Direction: Copy all of the material exactly. Pictures are not to appear in the copy.

◆ ◆ ◆ ◆ ◆

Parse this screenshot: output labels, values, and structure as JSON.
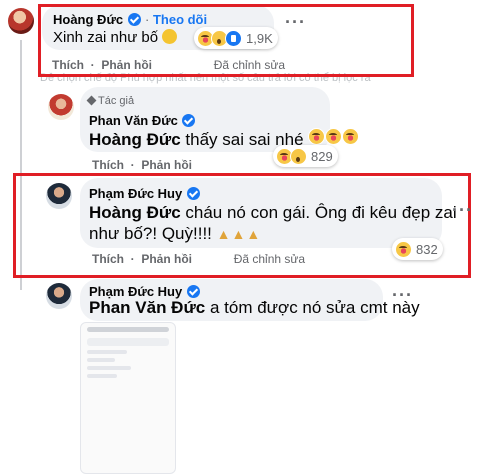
{
  "comments": [
    {
      "author": "Hoàng Đức",
      "follow_label": "Theo dõi",
      "text": "Xinh zai như bố",
      "reaction_count": "1,9K",
      "actions": {
        "like": "Thích",
        "reply": "Phản hồi",
        "edited": "Đã chỉnh sửa"
      }
    },
    {
      "author_tag": "Tác giả",
      "author": "Phan Văn Đức",
      "mention": "Hoàng Đức",
      "text": "thấy sai sai nhé",
      "reaction_count": "829",
      "actions": {
        "like": "Thích",
        "reply": "Phản hồi"
      }
    },
    {
      "author": "Phạm Đức Huy",
      "mention": "Hoàng Đức",
      "text_line1": "cháu nó con gái. Ông đi kêu đẹp zai",
      "text_line2": "như bố?! Quỳ!!!!",
      "reaction_count": "832",
      "actions": {
        "like": "Thích",
        "reply": "Phản hồi",
        "edited": "Đã chỉnh sửa"
      }
    },
    {
      "author": "Phạm Đức Huy",
      "mention": "Phan Văn Đức",
      "text": "a tóm được nó sửa cmt này"
    }
  ],
  "faded_text": "Dễ chọn chế độ Phù hợp nhất nên một số câu trả lời có thể bị lọc ra",
  "menu_dots": "···",
  "icons": [
    "verified-badge-icon",
    "haha-reaction-icon",
    "wow-reaction-icon",
    "like-reaction-icon",
    "praying-hands-emoji",
    "pen-author-icon",
    "more-options-icon"
  ],
  "colors": {
    "highlight_box": "#e01e25",
    "link_blue": "#1877f2",
    "bubble_bg": "#f0f2f5",
    "muted_text": "#65676b"
  }
}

◆ ◆ ◆ ◆ ◆

Solution:
Parse this screenshot: output labels, values, and structure as JSON.
{
  "comments": [
    {
      "author": "Hoàng Đức",
      "follow_label": "Theo dõi",
      "text": "Xinh zai như bố",
      "reaction_count": "1,9K",
      "actions": {
        "like": "Thích",
        "reply": "Phản hồi",
        "edited": "Đã chỉnh sửa"
      }
    },
    {
      "author_tag": "Tác giả",
      "author": "Phan Văn Đức",
      "mention": "Hoàng Đức",
      "text": "thấy sai sai nhé",
      "reaction_count": "829",
      "actions": {
        "like": "Thích",
        "reply": "Phản hồi"
      }
    },
    {
      "author": "Phạm Đức Huy",
      "mention": "Hoàng Đức",
      "text_line1": "cháu nó con gái. Ông đi kêu đẹp zai",
      "text_line2": "như bố?! Quỳ!!!!",
      "reaction_count": "832",
      "actions": {
        "like": "Thích",
        "reply": "Phản hồi",
        "edited": "Đã chỉnh sửa"
      }
    },
    {
      "author": "Phạm Đức Huy",
      "mention": "Phan Văn Đức",
      "text": "a tóm được nó sửa cmt này"
    }
  ],
  "faded_text": "Dễ chọn chế độ Phù hợp nhất nên một số câu trả lời có thể bị lọc ra",
  "menu_dots": "···",
  "icons": [
    "verified-badge-icon",
    "haha-reaction-icon",
    "wow-reaction-icon",
    "like-reaction-icon",
    "praying-hands-emoji",
    "pen-author-icon",
    "more-options-icon"
  ],
  "colors": {
    "highlight_box": "#e01e25",
    "link_blue": "#1877f2",
    "bubble_bg": "#f0f2f5",
    "muted_text": "#65676b"
  }
}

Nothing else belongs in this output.